(Records contained in a dataset)
....

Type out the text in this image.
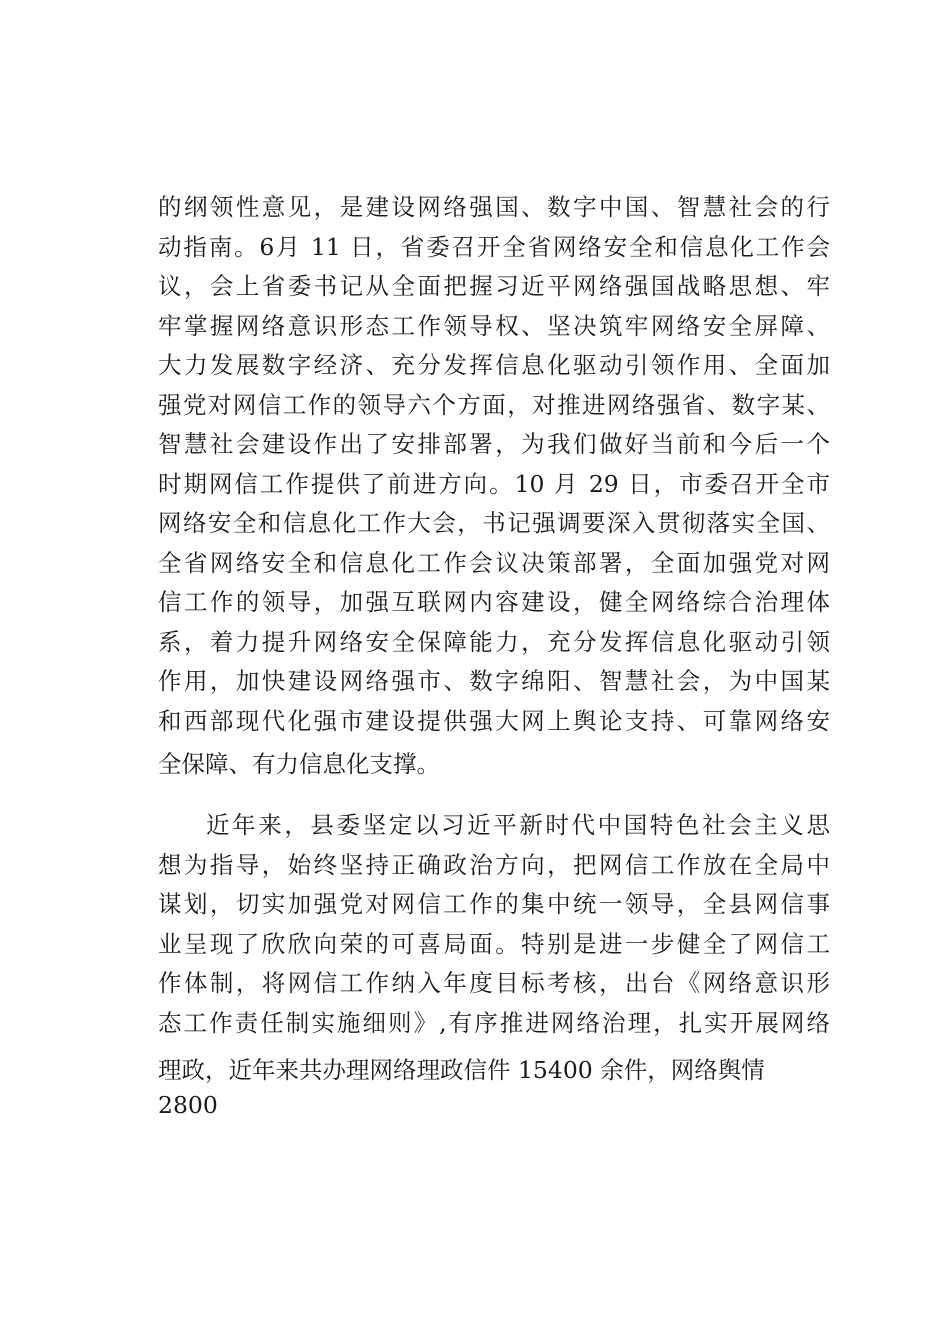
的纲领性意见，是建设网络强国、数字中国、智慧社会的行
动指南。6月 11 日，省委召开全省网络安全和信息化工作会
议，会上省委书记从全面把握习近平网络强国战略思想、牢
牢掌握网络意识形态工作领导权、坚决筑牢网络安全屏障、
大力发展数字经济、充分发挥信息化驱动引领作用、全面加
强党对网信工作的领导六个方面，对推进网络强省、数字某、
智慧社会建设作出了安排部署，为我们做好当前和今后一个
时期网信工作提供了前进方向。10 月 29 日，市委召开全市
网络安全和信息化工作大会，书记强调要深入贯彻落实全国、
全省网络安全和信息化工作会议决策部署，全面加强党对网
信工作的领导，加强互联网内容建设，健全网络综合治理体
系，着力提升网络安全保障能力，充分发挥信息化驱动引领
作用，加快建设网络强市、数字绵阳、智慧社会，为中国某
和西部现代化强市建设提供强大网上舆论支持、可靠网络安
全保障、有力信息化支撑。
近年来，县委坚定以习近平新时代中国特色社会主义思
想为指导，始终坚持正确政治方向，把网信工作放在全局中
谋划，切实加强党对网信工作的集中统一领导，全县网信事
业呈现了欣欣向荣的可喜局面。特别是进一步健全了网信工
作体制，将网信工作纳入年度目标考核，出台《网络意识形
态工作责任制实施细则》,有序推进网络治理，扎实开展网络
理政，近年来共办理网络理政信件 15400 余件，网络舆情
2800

....

> _Task statement_: Output all of the data exactly as it stands, minus any images.

> _The output_:
Type out the text in this image.
的纲领性意见，是建设网络强国、数字中国、智慧社会的行
动指南。6月 11 日，省委召开全省网络安全和信息化工作会
议，会上省委书记从全面把握习近平网络强国战略思想、牢
牢掌握网络意识形态工作领导权、坚决筑牢网络安全屏障、
大力发展数字经济、充分发挥信息化驱动引领作用、全面加
强党对网信工作的领导六个方面，对推进网络强省、数字某、
智慧社会建设作出了安排部署，为我们做好当前和今后一个
时期网信工作提供了前进方向。10 月 29 日，市委召开全市
网络安全和信息化工作大会，书记强调要深入贯彻落实全国、
全省网络安全和信息化工作会议决策部署，全面加强党对网
信工作的领导，加强互联网内容建设，健全网络综合治理体
系，着力提升网络安全保障能力，充分发挥信息化驱动引领
作用，加快建设网络强市、数字绵阳、智慧社会，为中国某
和西部现代化强市建设提供强大网上舆论支持、可靠网络安
全保障、有力信息化支撑。
近年来，县委坚定以习近平新时代中国特色社会主义思
想为指导，始终坚持正确政治方向，把网信工作放在全局中
谋划，切实加强党对网信工作的集中统一领导，全县网信事
业呈现了欣欣向荣的可喜局面。特别是进一步健全了网信工
作体制，将网信工作纳入年度目标考核，出台《网络意识形
态工作责任制实施细则》,有序推进网络治理，扎实开展网络
理政，近年来共办理网络理政信件 15400 余件，网络舆情
2800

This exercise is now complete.